STATED EXERCISE: Some lines of these records may hold the word "value"; state how many, using only the number.

SUPPLIED DATA:
####################

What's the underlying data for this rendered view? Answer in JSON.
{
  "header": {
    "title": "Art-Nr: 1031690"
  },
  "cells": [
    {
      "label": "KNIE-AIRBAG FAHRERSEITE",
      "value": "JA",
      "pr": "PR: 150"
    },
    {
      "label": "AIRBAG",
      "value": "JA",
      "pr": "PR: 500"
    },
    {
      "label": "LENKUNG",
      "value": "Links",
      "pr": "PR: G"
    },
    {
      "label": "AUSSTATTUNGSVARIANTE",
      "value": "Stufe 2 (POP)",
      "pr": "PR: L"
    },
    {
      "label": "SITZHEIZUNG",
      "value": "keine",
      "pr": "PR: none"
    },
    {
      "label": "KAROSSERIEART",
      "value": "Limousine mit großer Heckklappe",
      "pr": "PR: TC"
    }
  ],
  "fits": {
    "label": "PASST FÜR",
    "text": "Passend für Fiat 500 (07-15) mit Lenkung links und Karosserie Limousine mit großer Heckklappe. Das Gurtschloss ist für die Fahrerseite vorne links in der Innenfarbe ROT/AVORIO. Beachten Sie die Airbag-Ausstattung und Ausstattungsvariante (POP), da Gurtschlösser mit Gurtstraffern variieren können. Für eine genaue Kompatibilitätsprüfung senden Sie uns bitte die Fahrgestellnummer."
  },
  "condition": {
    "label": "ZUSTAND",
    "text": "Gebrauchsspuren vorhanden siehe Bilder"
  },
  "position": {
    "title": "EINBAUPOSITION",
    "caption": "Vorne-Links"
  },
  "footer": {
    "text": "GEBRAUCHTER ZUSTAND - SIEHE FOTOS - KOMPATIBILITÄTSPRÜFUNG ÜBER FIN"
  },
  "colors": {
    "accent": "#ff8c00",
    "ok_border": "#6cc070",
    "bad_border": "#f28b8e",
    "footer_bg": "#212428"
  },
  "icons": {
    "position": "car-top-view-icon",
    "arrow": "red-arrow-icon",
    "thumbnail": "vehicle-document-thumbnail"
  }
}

####################

TASK RESPONSE: 6